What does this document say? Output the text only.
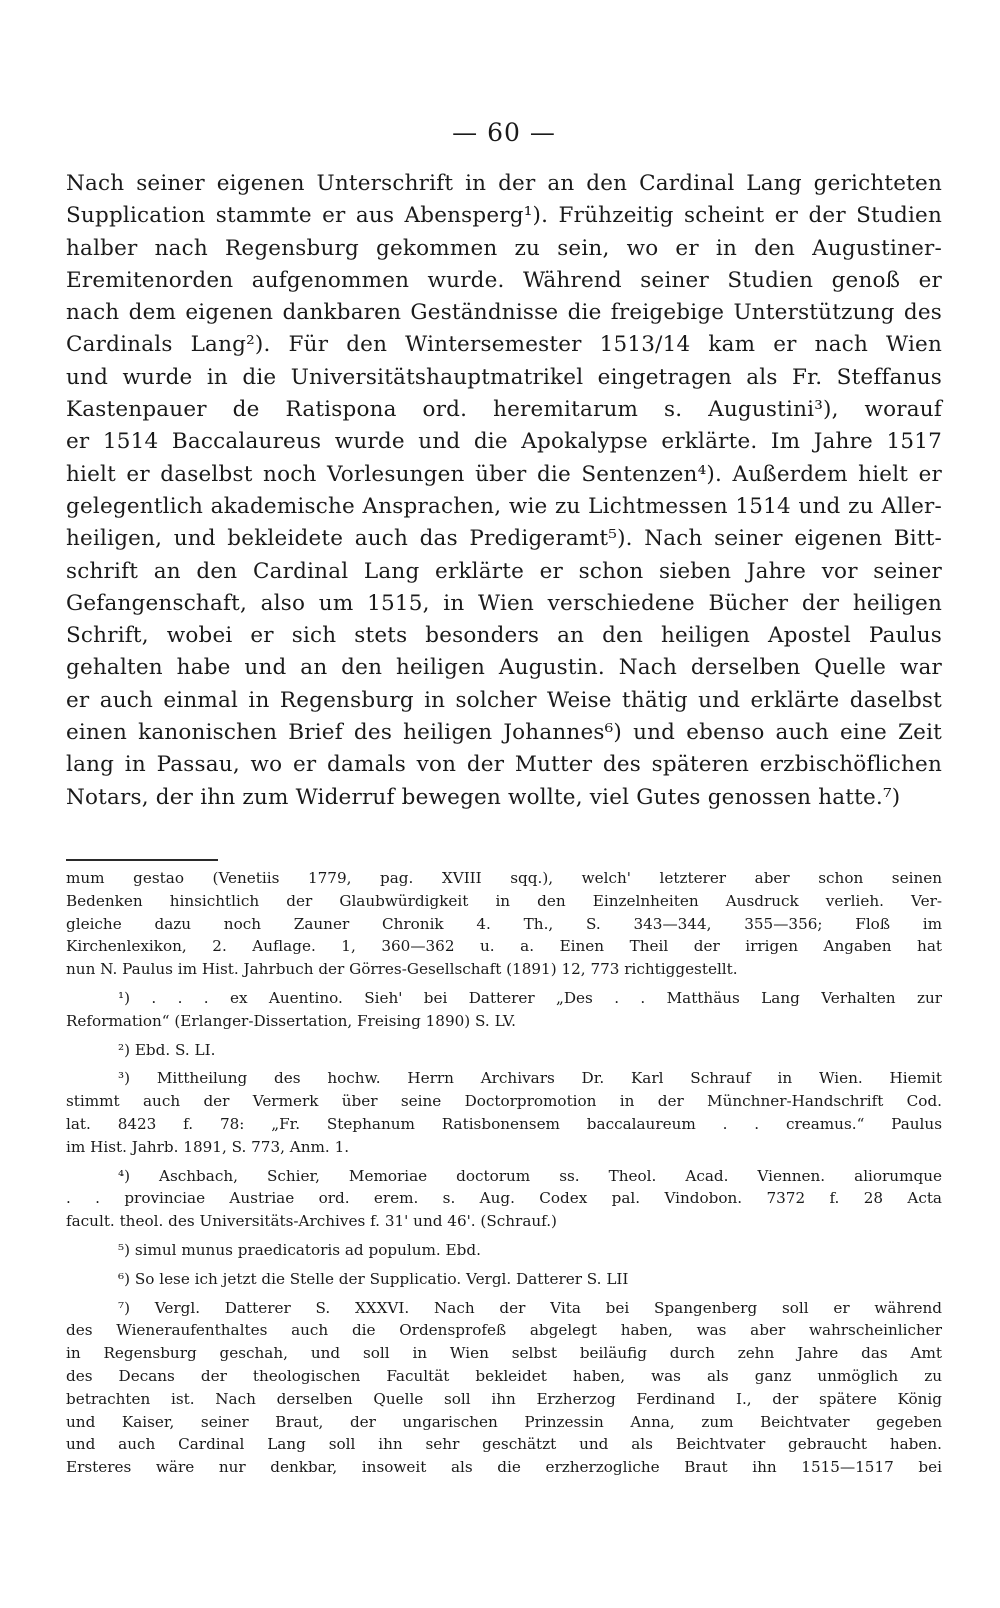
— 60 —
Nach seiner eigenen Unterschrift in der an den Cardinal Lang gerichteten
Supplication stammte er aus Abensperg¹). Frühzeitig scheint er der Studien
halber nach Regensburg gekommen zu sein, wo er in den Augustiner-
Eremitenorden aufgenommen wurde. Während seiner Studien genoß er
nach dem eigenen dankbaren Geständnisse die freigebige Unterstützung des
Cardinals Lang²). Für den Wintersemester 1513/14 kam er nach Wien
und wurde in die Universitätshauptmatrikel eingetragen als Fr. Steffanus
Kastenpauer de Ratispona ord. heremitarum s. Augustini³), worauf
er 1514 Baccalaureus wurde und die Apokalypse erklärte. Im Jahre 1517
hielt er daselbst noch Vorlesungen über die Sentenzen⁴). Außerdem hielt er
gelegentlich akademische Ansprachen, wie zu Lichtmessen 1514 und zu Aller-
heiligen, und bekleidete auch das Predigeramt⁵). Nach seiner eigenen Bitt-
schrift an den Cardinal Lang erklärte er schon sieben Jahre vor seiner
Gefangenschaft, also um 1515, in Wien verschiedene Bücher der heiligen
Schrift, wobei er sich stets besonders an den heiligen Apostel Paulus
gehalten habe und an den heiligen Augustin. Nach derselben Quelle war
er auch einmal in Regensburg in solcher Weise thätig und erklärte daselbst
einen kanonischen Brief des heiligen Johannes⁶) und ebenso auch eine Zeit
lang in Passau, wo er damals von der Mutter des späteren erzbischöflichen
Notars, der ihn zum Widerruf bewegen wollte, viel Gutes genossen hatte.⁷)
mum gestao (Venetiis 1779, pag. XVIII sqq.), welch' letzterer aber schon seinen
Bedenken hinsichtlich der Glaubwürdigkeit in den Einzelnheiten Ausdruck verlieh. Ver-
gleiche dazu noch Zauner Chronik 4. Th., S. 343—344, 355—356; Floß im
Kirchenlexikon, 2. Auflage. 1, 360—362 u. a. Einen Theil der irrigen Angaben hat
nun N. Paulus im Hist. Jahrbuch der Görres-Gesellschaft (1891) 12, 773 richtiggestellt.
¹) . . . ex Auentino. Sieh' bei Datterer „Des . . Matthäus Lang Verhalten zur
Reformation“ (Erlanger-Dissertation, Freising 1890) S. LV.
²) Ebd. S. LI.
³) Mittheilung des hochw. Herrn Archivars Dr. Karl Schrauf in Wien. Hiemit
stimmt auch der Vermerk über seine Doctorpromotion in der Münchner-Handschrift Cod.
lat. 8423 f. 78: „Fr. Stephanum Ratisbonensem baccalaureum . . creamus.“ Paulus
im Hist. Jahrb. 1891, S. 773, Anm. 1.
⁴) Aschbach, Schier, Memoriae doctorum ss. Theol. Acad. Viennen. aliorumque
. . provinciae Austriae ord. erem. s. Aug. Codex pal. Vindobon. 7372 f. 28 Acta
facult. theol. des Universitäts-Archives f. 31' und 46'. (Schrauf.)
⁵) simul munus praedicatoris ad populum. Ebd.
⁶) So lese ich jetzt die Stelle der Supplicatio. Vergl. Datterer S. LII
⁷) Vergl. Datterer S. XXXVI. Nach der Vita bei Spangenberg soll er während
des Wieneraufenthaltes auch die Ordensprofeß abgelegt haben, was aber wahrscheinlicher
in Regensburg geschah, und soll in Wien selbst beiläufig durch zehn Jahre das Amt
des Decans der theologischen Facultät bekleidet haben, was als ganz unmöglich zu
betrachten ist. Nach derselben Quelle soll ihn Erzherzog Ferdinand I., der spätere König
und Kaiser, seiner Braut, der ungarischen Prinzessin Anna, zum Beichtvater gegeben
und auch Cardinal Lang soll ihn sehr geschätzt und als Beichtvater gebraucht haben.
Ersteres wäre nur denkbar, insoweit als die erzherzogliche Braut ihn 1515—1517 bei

══════

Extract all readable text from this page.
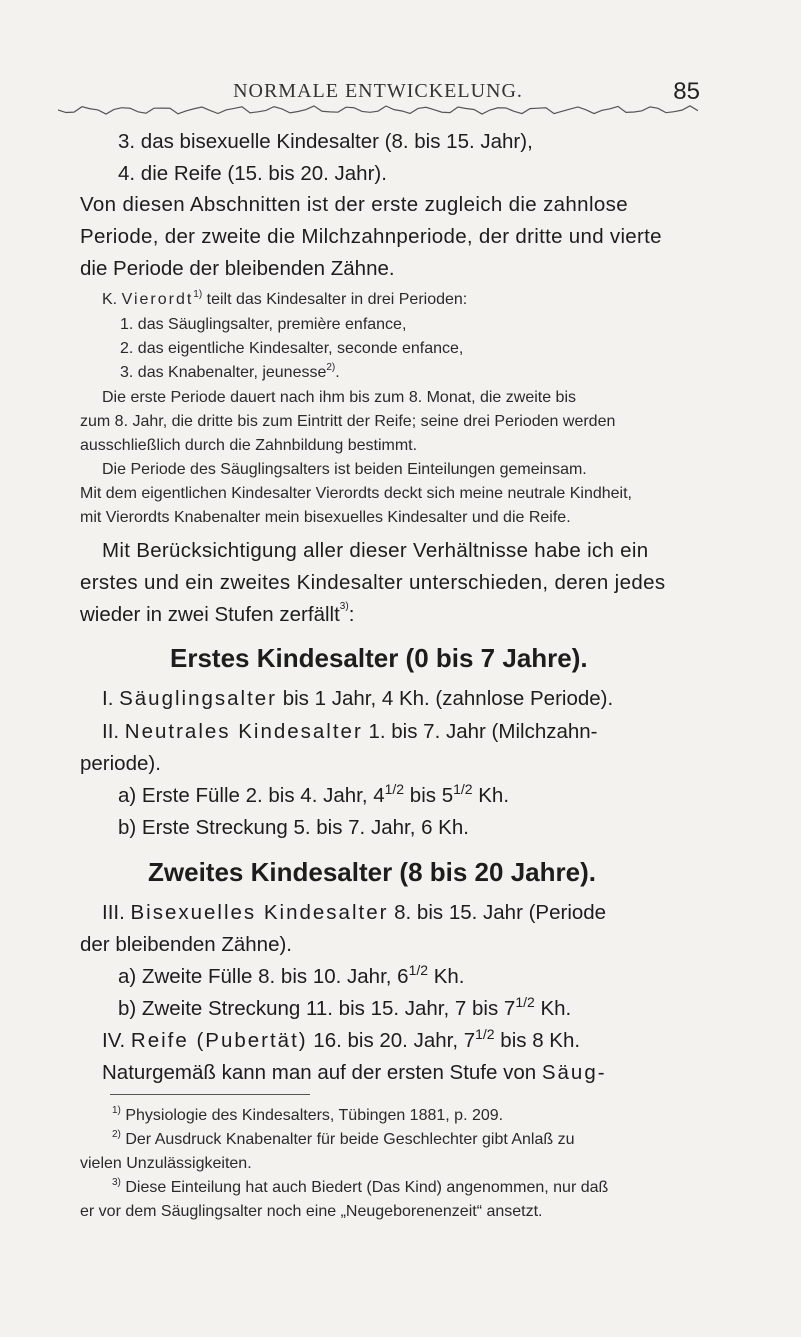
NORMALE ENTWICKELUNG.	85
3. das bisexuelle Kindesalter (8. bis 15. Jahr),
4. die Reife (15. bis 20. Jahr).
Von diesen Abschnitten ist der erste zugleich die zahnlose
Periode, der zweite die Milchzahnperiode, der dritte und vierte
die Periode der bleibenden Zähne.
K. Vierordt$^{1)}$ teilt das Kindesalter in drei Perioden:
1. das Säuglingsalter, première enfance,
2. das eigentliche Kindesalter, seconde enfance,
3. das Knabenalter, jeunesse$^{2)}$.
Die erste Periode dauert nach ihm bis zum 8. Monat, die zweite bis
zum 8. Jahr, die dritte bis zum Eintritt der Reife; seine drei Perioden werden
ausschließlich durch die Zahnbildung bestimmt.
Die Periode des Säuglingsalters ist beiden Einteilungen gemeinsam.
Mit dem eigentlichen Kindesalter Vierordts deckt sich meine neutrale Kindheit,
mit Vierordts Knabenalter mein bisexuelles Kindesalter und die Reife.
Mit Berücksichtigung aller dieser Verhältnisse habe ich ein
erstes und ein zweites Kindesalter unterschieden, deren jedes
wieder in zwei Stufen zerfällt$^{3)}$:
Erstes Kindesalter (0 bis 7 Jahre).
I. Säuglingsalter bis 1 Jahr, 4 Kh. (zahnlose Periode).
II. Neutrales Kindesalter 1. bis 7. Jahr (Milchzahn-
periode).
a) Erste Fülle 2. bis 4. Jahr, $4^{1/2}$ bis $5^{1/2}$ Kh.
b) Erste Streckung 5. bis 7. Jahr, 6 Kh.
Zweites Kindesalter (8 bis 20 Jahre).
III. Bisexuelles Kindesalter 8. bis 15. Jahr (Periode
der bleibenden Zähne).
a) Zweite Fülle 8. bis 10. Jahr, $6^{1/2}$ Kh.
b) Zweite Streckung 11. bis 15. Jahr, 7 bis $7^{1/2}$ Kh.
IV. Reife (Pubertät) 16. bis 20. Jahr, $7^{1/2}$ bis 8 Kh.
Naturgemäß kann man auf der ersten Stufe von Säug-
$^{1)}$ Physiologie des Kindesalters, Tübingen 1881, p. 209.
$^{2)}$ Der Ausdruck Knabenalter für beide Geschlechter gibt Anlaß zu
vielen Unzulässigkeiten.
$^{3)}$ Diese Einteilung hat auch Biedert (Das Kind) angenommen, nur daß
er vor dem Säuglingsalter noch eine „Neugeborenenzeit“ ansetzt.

══════

Your task:
Of the entries above, tally the lines with "this" in them. Only the total should be given.

Task response:
2